• _SUPPLIED INFORMATION_:

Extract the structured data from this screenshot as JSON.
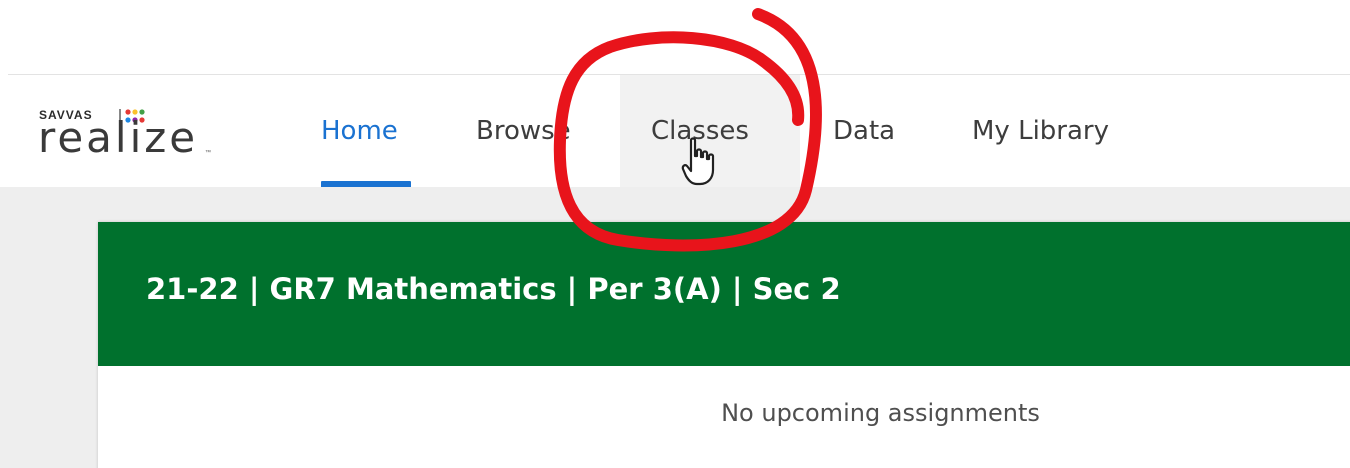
{
  "logo": {
    "brand_small": "SAVVAS",
    "brand_big": "realize",
    "trademark": "™",
    "dot_colors": [
      "#e53935",
      "#fbc02d",
      "#43a047",
      "#1e88e5",
      "#8e24aa",
      "#e53935"
    ]
  },
  "nav": {
    "items": [
      {
        "label": "Home",
        "active": true
      },
      {
        "label": "Browse",
        "active": false
      },
      {
        "label": "Classes",
        "active": false,
        "hovered": true
      },
      {
        "label": "Data",
        "active": false
      },
      {
        "label": "My Library",
        "active": false
      }
    ]
  },
  "class_card": {
    "title": "21-22 | GR7 Mathematics | Per 3(A) | Sec 2",
    "empty_message": "No upcoming assignments"
  },
  "annotation": {
    "shape": "circle",
    "color": "#e8141b",
    "target": "Classes"
  },
  "cursor": {
    "icon": "hand-pointer-icon"
  },
  "colors": {
    "accent": "#1a72d1",
    "header_green": "#00712d",
    "content_bg": "#eeeeee"
  }
}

• _TO DO_:
Omit the pictures and output all of the other material exactly.

• _EXERCISE RESPONSE_:
Extract the structured data from this screenshot as JSON.
{
  "logo": {
    "brand_small": "SAVVAS",
    "brand_big": "realize",
    "trademark": "™",
    "dot_colors": [
      "#e53935",
      "#fbc02d",
      "#43a047",
      "#1e88e5",
      "#8e24aa",
      "#e53935"
    ]
  },
  "nav": {
    "items": [
      {
        "label": "Home",
        "active": true
      },
      {
        "label": "Browse",
        "active": false
      },
      {
        "label": "Classes",
        "active": false,
        "hovered": true
      },
      {
        "label": "Data",
        "active": false
      },
      {
        "label": "My Library",
        "active": false
      }
    ]
  },
  "class_card": {
    "title": "21-22 | GR7 Mathematics | Per 3(A) | Sec 2",
    "empty_message": "No upcoming assignments"
  },
  "annotation": {
    "shape": "circle",
    "color": "#e8141b",
    "target": "Classes"
  },
  "cursor": {
    "icon": "hand-pointer-icon"
  },
  "colors": {
    "accent": "#1a72d1",
    "header_green": "#00712d",
    "content_bg": "#eeeeee"
  }
}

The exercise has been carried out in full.